--- Supplied information ---

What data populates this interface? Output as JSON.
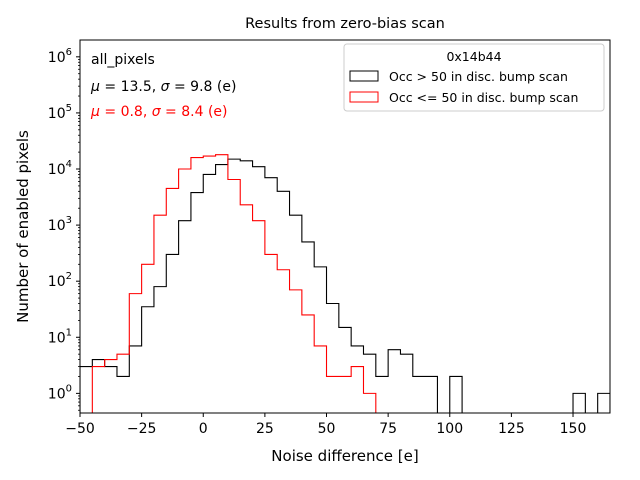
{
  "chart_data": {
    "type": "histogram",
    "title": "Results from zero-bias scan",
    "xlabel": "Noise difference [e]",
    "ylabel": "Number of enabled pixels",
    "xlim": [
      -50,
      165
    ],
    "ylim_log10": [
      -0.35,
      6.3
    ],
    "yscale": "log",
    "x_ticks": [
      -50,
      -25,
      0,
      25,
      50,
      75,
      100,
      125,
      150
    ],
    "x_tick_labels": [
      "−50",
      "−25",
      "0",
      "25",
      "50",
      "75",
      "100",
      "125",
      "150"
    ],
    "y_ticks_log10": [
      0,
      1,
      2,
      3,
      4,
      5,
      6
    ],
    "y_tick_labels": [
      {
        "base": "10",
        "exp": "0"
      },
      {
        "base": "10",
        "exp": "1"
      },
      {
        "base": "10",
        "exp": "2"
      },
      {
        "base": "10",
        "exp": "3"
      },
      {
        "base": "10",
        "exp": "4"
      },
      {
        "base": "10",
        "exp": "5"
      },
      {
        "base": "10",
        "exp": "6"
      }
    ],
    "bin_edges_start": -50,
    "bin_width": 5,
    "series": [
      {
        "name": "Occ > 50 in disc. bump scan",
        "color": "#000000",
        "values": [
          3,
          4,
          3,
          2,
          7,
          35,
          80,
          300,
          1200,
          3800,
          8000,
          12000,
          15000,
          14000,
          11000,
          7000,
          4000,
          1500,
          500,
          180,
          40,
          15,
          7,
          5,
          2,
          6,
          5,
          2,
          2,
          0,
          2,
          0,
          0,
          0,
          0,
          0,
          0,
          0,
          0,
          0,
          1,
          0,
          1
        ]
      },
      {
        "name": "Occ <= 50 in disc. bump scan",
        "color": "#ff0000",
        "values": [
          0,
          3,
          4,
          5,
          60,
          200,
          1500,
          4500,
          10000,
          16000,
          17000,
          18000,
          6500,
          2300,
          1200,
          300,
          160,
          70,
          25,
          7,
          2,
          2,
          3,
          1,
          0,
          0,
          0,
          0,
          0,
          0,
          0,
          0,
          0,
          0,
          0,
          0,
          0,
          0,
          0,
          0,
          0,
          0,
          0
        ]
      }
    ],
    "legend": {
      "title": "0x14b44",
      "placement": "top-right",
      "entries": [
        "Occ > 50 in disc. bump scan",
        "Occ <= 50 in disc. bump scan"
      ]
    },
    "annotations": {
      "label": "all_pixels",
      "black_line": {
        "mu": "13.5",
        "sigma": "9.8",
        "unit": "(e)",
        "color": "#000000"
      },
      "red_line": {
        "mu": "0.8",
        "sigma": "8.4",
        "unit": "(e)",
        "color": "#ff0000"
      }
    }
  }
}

---

:: Work required ::
Show every line in the records above that contains the word "disc".

:: Task result ::
        "name": "Occ > 50 in disc. bump scan",
        "name": "Occ <= 50 in disc. bump scan",
        "Occ > 50 in disc. bump scan",
        "Occ <= 50 in disc. bump scan"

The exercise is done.